SET EXERCISE:
Leaving out every picture, quote the data below exactly as it appears.
··········
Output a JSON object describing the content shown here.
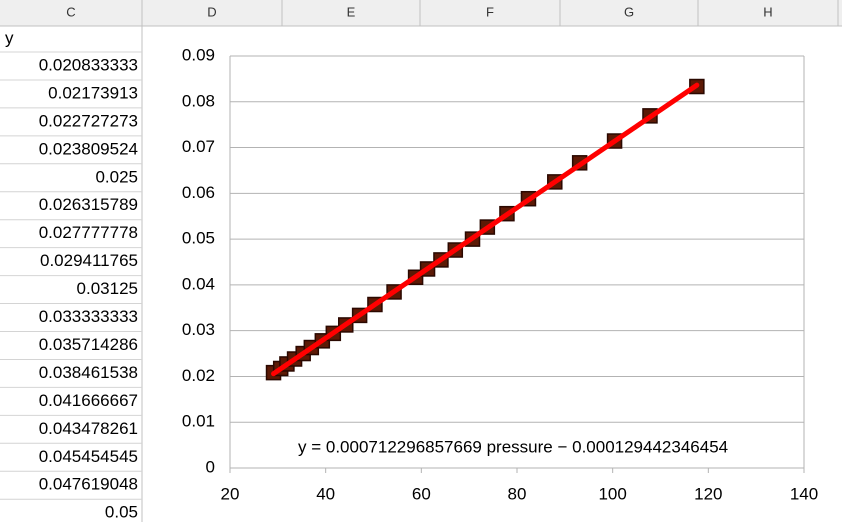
{
  "sheet": {
    "column_headers": [
      "C",
      "D",
      "E",
      "F",
      "G",
      "H"
    ],
    "column_c": [
      "y",
      "0.020833333",
      "0.02173913",
      "0.022727273",
      "0.023809524",
      "0.025",
      "0.026315789",
      "0.027777778",
      "0.029411765",
      "0.03125",
      "0.033333333",
      "0.035714286",
      "0.038461538",
      "0.041666667",
      "0.043478261",
      "0.045454545",
      "0.047619048",
      "0.05"
    ]
  },
  "chart_data": {
    "type": "scatter",
    "x": [
      29.1,
      30.6,
      31.9,
      33.5,
      35.3,
      37,
      39.3,
      41.6,
      44.2,
      47.1,
      50.3,
      54.3,
      58.8,
      61.3,
      64.1,
      67.1,
      70.7,
      73.8,
      77.9,
      82.4,
      87.9,
      93.1,
      100.4,
      107.8,
      117.6
    ],
    "series": [
      {
        "color": "#5c1a06",
        "values": [
          0.020833333,
          0.02173913,
          0.022727273,
          0.023809524,
          0.025,
          0.026315789,
          0.027777778,
          0.029411765,
          0.03125,
          0.033333333,
          0.035714286,
          0.038461538,
          0.041666667,
          0.043478261,
          0.045454545,
          0.047619048,
          0.05,
          0.052631579,
          0.055555556,
          0.058823529,
          0.0625,
          0.066666667,
          0.071428571,
          0.076923077,
          0.083333333
        ]
      }
    ],
    "trendline": {
      "color": "#ff0000",
      "slope": 0.000712296857669,
      "intercept": -0.000129442346454,
      "label": "y = 0.000712296857669 pressure − 0.000129442346454"
    },
    "xlim": [
      20,
      140
    ],
    "xticks": [
      20,
      40,
      60,
      80,
      100,
      120,
      140
    ],
    "ylim": [
      0,
      0.09
    ],
    "yticks": [
      0,
      0.01,
      0.02,
      0.03,
      0.04,
      0.05,
      0.06,
      0.07,
      0.08,
      0.09
    ],
    "grid": true
  }
}
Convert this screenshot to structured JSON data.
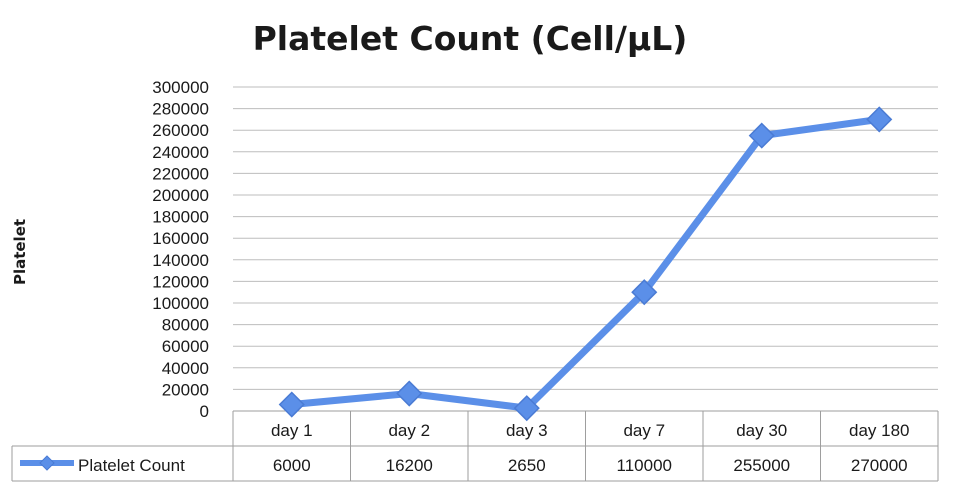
··········
SOLUTION TO THE PROBLEM:
Output a JSON object describing the content shown here.
{
  "sheet": {
    "column_headers": [
      "C",
      "D",
      "E",
      "F",
      "G",
      "H"
    ],
    "column_c": [
      "y",
      "0.020833333",
      "0.02173913",
      "0.022727273",
      "0.023809524",
      "0.025",
      "0.026315789",
      "0.027777778",
      "0.029411765",
      "0.03125",
      "0.033333333",
      "0.035714286",
      "0.038461538",
      "0.041666667",
      "0.043478261",
      "0.045454545",
      "0.047619048",
      "0.05"
    ]
  },
  "chart_data": {
    "type": "scatter",
    "x": [
      29.1,
      30.6,
      31.9,
      33.5,
      35.3,
      37,
      39.3,
      41.6,
      44.2,
      47.1,
      50.3,
      54.3,
      58.8,
      61.3,
      64.1,
      67.1,
      70.7,
      73.8,
      77.9,
      82.4,
      87.9,
      93.1,
      100.4,
      107.8,
      117.6
    ],
    "series": [
      {
        "color": "#5c1a06",
        "values": [
          0.020833333,
          0.02173913,
          0.022727273,
          0.023809524,
          0.025,
          0.026315789,
          0.027777778,
          0.029411765,
          0.03125,
          0.033333333,
          0.035714286,
          0.038461538,
          0.041666667,
          0.043478261,
          0.045454545,
          0.047619048,
          0.05,
          0.052631579,
          0.055555556,
          0.058823529,
          0.0625,
          0.066666667,
          0.071428571,
          0.076923077,
          0.083333333
        ]
      }
    ],
    "trendline": {
      "color": "#ff0000",
      "slope": 0.000712296857669,
      "intercept": -0.000129442346454,
      "label": "y = 0.000712296857669 pressure − 0.000129442346454"
    },
    "xlim": [
      20,
      140
    ],
    "xticks": [
      20,
      40,
      60,
      80,
      100,
      120,
      140
    ],
    "ylim": [
      0,
      0.09
    ],
    "yticks": [
      0,
      0.01,
      0.02,
      0.03,
      0.04,
      0.05,
      0.06,
      0.07,
      0.08,
      0.09
    ],
    "grid": true
  }
}
Convert this screenshot to structured JSON data.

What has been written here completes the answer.